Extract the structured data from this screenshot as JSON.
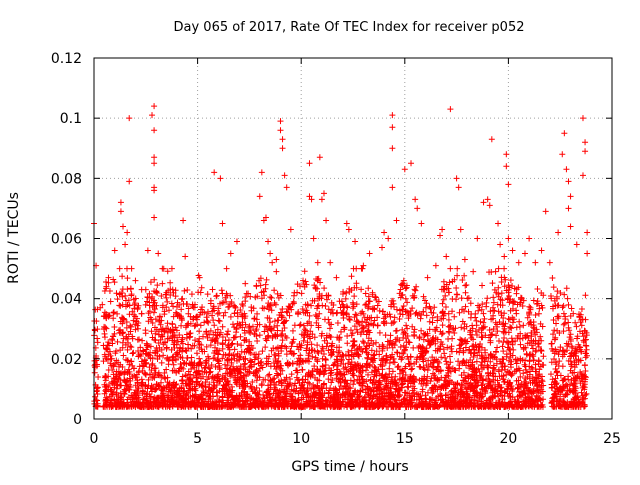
{
  "chart_data": {
    "type": "scatter",
    "title": "Day 065 of 2017, Rate Of TEC Index for receiver p052",
    "xlabel": "GPS time / hours",
    "ylabel": "ROTI / TECUs",
    "xlim": [
      0,
      25
    ],
    "ylim": [
      0,
      0.12
    ],
    "x_ticks": [
      0,
      5,
      10,
      15,
      20,
      25
    ],
    "y_ticks": [
      0,
      0.02,
      0.04,
      0.06,
      0.08,
      0.1,
      0.12
    ],
    "x_tick_labels": [
      "0",
      "5",
      "10",
      "15",
      "20",
      "25"
    ],
    "y_tick_labels": [
      "0",
      "0.02",
      "0.04",
      "0.06",
      "0.08",
      "0.1",
      "0.12"
    ],
    "grid": true,
    "legend": "none",
    "marker": "plus",
    "color": "#ff0000",
    "series": [
      {
        "name": "ROTI p052",
        "description": "dense scatter, baseline 0.005-0.015 TECU, 24h coverage",
        "points": [
          [
            0.0,
            0.065
          ],
          [
            0.1,
            0.051
          ],
          [
            0.3,
            0.037
          ],
          [
            0.4,
            0.038
          ],
          [
            0.6,
            0.044
          ],
          [
            0.7,
            0.047
          ],
          [
            1.0,
            0.056
          ],
          [
            1.3,
            0.069
          ],
          [
            1.3,
            0.072
          ],
          [
            1.4,
            0.064
          ],
          [
            1.5,
            0.058
          ],
          [
            1.6,
            0.062
          ],
          [
            1.7,
            0.1
          ],
          [
            1.7,
            0.079
          ],
          [
            2.0,
            0.046
          ],
          [
            2.3,
            0.043
          ],
          [
            2.5,
            0.043
          ],
          [
            2.6,
            0.056
          ],
          [
            2.8,
            0.101
          ],
          [
            2.9,
            0.104
          ],
          [
            2.9,
            0.096
          ],
          [
            2.9,
            0.087
          ],
          [
            2.9,
            0.085
          ],
          [
            2.9,
            0.077
          ],
          [
            2.9,
            0.076
          ],
          [
            2.9,
            0.067
          ],
          [
            3.1,
            0.055
          ],
          [
            3.3,
            0.045
          ],
          [
            3.5,
            0.042
          ],
          [
            3.8,
            0.043
          ],
          [
            4.3,
            0.066
          ],
          [
            4.4,
            0.054
          ],
          [
            5.1,
            0.047
          ],
          [
            5.5,
            0.035
          ],
          [
            5.8,
            0.082
          ],
          [
            6.1,
            0.08
          ],
          [
            6.2,
            0.065
          ],
          [
            6.4,
            0.05
          ],
          [
            6.6,
            0.055
          ],
          [
            6.9,
            0.059
          ],
          [
            7.3,
            0.045
          ],
          [
            7.6,
            0.036
          ],
          [
            8.0,
            0.074
          ],
          [
            8.1,
            0.082
          ],
          [
            8.2,
            0.066
          ],
          [
            8.3,
            0.067
          ],
          [
            8.4,
            0.059
          ],
          [
            8.5,
            0.055
          ],
          [
            8.6,
            0.052
          ],
          [
            8.8,
            0.053
          ],
          [
            8.8,
            0.049
          ],
          [
            9.0,
            0.099
          ],
          [
            9.0,
            0.096
          ],
          [
            9.1,
            0.093
          ],
          [
            9.1,
            0.09
          ],
          [
            9.2,
            0.081
          ],
          [
            9.3,
            0.077
          ],
          [
            9.5,
            0.063
          ],
          [
            10.4,
            0.085
          ],
          [
            10.4,
            0.074
          ],
          [
            10.5,
            0.073
          ],
          [
            10.6,
            0.06
          ],
          [
            10.8,
            0.052
          ],
          [
            10.9,
            0.087
          ],
          [
            11.0,
            0.073
          ],
          [
            11.1,
            0.075
          ],
          [
            11.2,
            0.066
          ],
          [
            11.4,
            0.052
          ],
          [
            11.7,
            0.047
          ],
          [
            12.2,
            0.065
          ],
          [
            12.3,
            0.063
          ],
          [
            12.6,
            0.059
          ],
          [
            13.0,
            0.051
          ],
          [
            13.3,
            0.055
          ],
          [
            13.9,
            0.057
          ],
          [
            14.0,
            0.062
          ],
          [
            14.2,
            0.06
          ],
          [
            14.4,
            0.101
          ],
          [
            14.4,
            0.097
          ],
          [
            14.4,
            0.09
          ],
          [
            14.4,
            0.077
          ],
          [
            14.6,
            0.066
          ],
          [
            14.9,
            0.045
          ],
          [
            15.0,
            0.083
          ],
          [
            15.3,
            0.085
          ],
          [
            15.5,
            0.073
          ],
          [
            15.6,
            0.07
          ],
          [
            15.8,
            0.065
          ],
          [
            16.1,
            0.047
          ],
          [
            16.5,
            0.051
          ],
          [
            16.7,
            0.061
          ],
          [
            16.8,
            0.063
          ],
          [
            17.0,
            0.054
          ],
          [
            17.2,
            0.103
          ],
          [
            17.5,
            0.08
          ],
          [
            17.6,
            0.077
          ],
          [
            17.7,
            0.063
          ],
          [
            17.9,
            0.053
          ],
          [
            18.3,
            0.049
          ],
          [
            18.5,
            0.06
          ],
          [
            18.8,
            0.072
          ],
          [
            19.0,
            0.073
          ],
          [
            19.1,
            0.071
          ],
          [
            19.2,
            0.093
          ],
          [
            19.5,
            0.065
          ],
          [
            19.6,
            0.058
          ],
          [
            19.8,
            0.054
          ],
          [
            19.9,
            0.088
          ],
          [
            19.9,
            0.084
          ],
          [
            20.0,
            0.078
          ],
          [
            20.0,
            0.06
          ],
          [
            20.2,
            0.056
          ],
          [
            20.5,
            0.052
          ],
          [
            20.8,
            0.055
          ],
          [
            21.0,
            0.06
          ],
          [
            21.3,
            0.052
          ],
          [
            21.6,
            0.056
          ],
          [
            21.8,
            0.069
          ],
          [
            22.0,
            0.052
          ],
          [
            22.4,
            0.062
          ],
          [
            22.6,
            0.088
          ],
          [
            22.7,
            0.095
          ],
          [
            22.8,
            0.083
          ],
          [
            22.9,
            0.079
          ],
          [
            22.9,
            0.07
          ],
          [
            23.0,
            0.074
          ],
          [
            23.0,
            0.064
          ],
          [
            23.3,
            0.058
          ],
          [
            23.6,
            0.1
          ],
          [
            23.7,
            0.092
          ],
          [
            23.7,
            0.089
          ],
          [
            23.6,
            0.081
          ],
          [
            23.8,
            0.062
          ],
          [
            23.8,
            0.055
          ]
        ]
      }
    ]
  }
}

━━━━━━━━━━━━━━━━━━━━━━━━━━━━━━

* [WHAT IS NEEDED] Only a number is wanted: how many lines contain the word "scatter"?

* [ANSWER FOR THE TASK] 2